> _Records to use_:
* begin *

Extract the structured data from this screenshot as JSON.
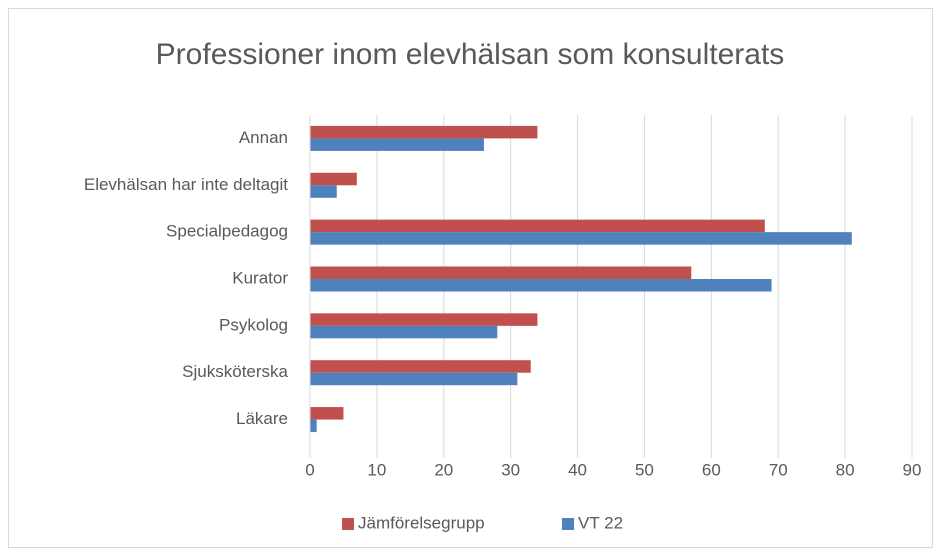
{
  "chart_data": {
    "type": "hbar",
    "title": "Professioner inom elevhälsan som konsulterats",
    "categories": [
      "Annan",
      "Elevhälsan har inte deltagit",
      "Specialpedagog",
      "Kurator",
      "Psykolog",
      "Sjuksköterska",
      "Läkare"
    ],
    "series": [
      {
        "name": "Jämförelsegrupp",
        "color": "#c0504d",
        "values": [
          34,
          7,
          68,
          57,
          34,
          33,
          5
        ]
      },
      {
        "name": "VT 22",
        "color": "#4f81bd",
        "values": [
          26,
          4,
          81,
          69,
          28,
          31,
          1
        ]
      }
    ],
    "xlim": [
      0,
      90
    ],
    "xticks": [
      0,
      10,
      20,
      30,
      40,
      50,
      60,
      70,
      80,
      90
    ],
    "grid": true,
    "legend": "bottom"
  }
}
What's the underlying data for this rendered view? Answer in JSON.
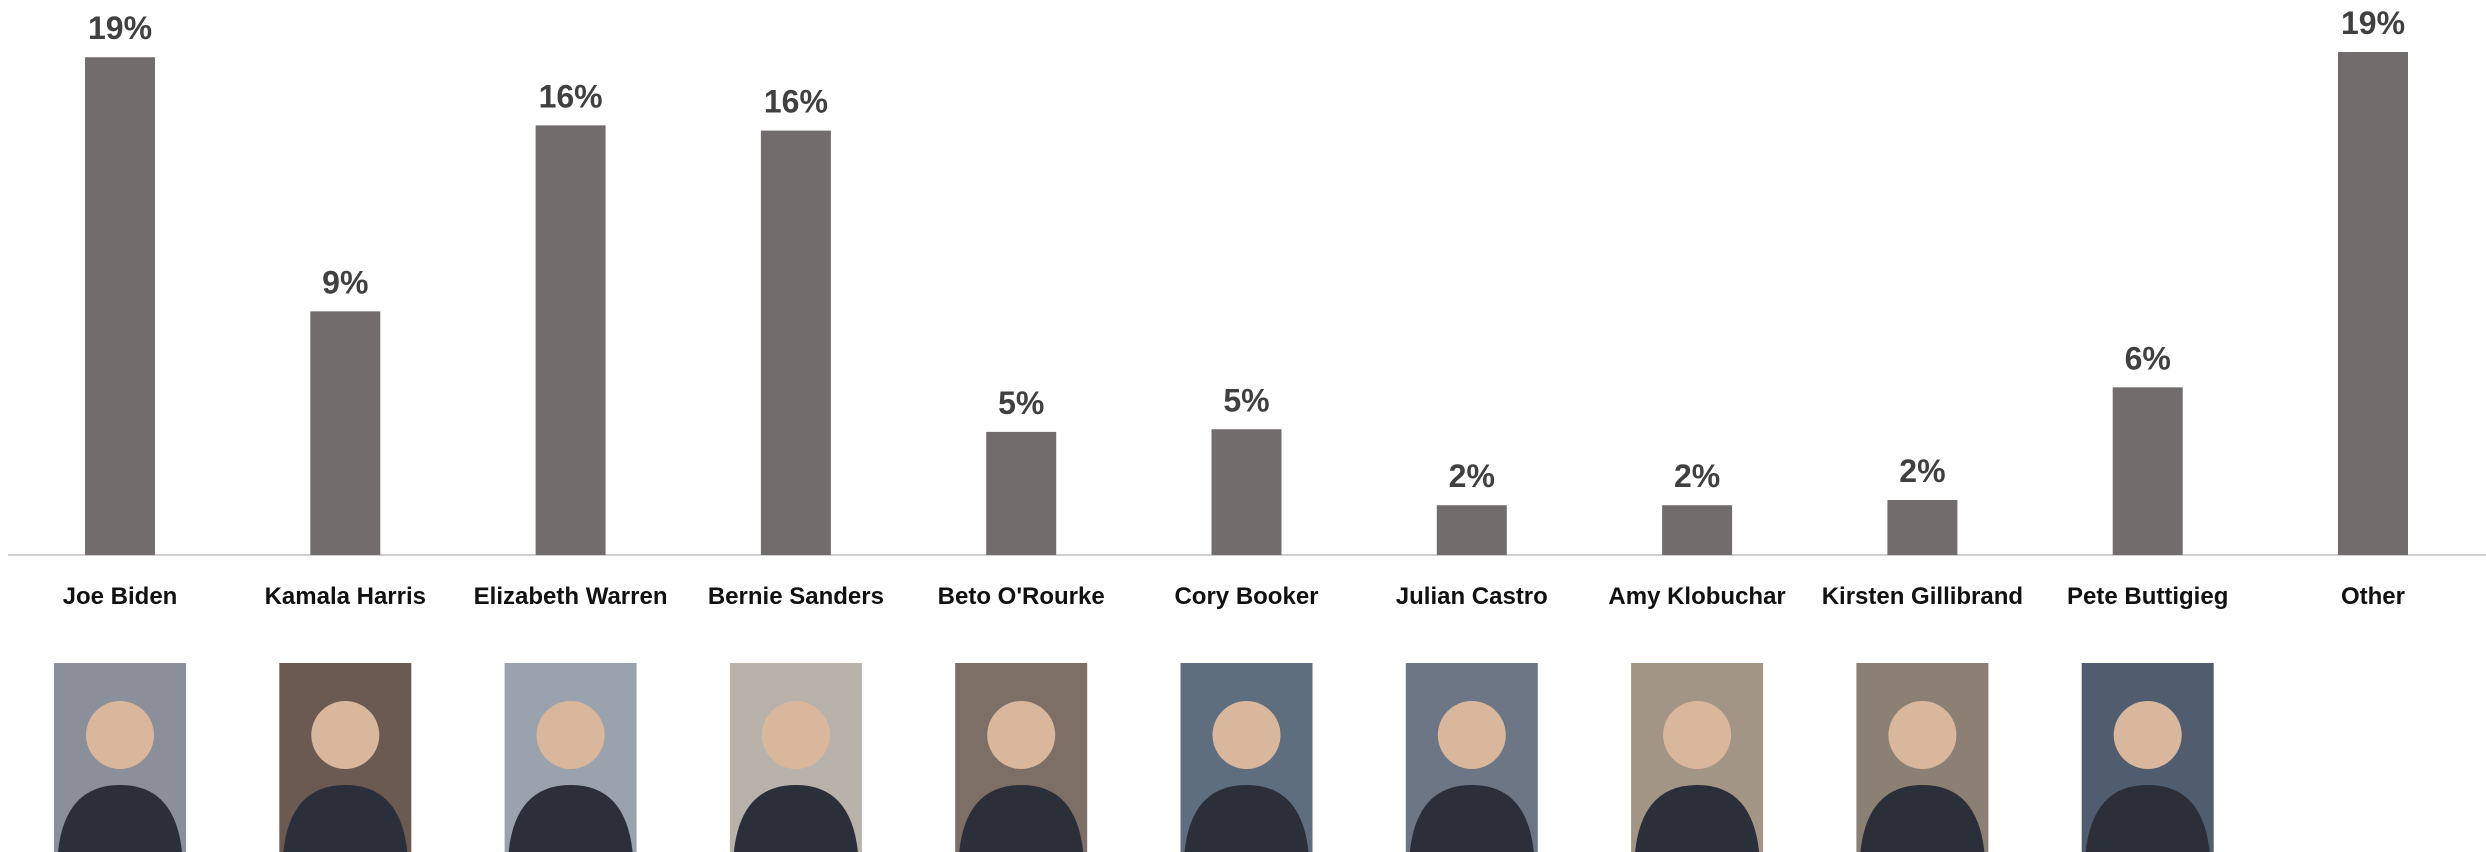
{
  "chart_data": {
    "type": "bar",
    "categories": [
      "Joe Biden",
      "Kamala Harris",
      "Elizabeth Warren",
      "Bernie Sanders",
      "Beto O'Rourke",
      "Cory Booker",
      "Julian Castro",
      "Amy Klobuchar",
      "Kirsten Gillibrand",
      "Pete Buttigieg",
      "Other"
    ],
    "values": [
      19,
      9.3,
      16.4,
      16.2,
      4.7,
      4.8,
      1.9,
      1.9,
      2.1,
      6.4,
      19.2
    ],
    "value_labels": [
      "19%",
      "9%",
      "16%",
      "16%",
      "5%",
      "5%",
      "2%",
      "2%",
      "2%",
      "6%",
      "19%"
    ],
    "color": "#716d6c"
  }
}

* end *

> _Your objective_:
Without including any pictures, please restate all the records exactly.

> _Written response_:
Extract the structured data from this screenshot as JSON.
{
  "chart_data": {
    "type": "hbar",
    "title": "Professioner inom elevhälsan som konsulterats",
    "categories": [
      "Annan",
      "Elevhälsan har inte deltagit",
      "Specialpedagog",
      "Kurator",
      "Psykolog",
      "Sjuksköterska",
      "Läkare"
    ],
    "series": [
      {
        "name": "Jämförelsegrupp",
        "color": "#c0504d",
        "values": [
          34,
          7,
          68,
          57,
          34,
          33,
          5
        ]
      },
      {
        "name": "VT 22",
        "color": "#4f81bd",
        "values": [
          26,
          4,
          81,
          69,
          28,
          31,
          1
        ]
      }
    ],
    "xlim": [
      0,
      90
    ],
    "xticks": [
      0,
      10,
      20,
      30,
      40,
      50,
      60,
      70,
      80,
      90
    ],
    "grid": true,
    "legend": "bottom"
  }
}
What's the underlying data for this rendered view? Answer in JSON.
{
  "chart_data": {
    "type": "bar",
    "categories": [
      "Joe Biden",
      "Kamala Harris",
      "Elizabeth Warren",
      "Bernie Sanders",
      "Beto O'Rourke",
      "Cory Booker",
      "Julian Castro",
      "Amy Klobuchar",
      "Kirsten Gillibrand",
      "Pete Buttigieg",
      "Other"
    ],
    "values": [
      19,
      9.3,
      16.4,
      16.2,
      4.7,
      4.8,
      1.9,
      1.9,
      2.1,
      6.4,
      19.2
    ],
    "value_labels": [
      "19%",
      "9%",
      "16%",
      "16%",
      "5%",
      "5%",
      "2%",
      "2%",
      "2%",
      "6%",
      "19%"
    ],
    "color": "#716d6c"
  }
}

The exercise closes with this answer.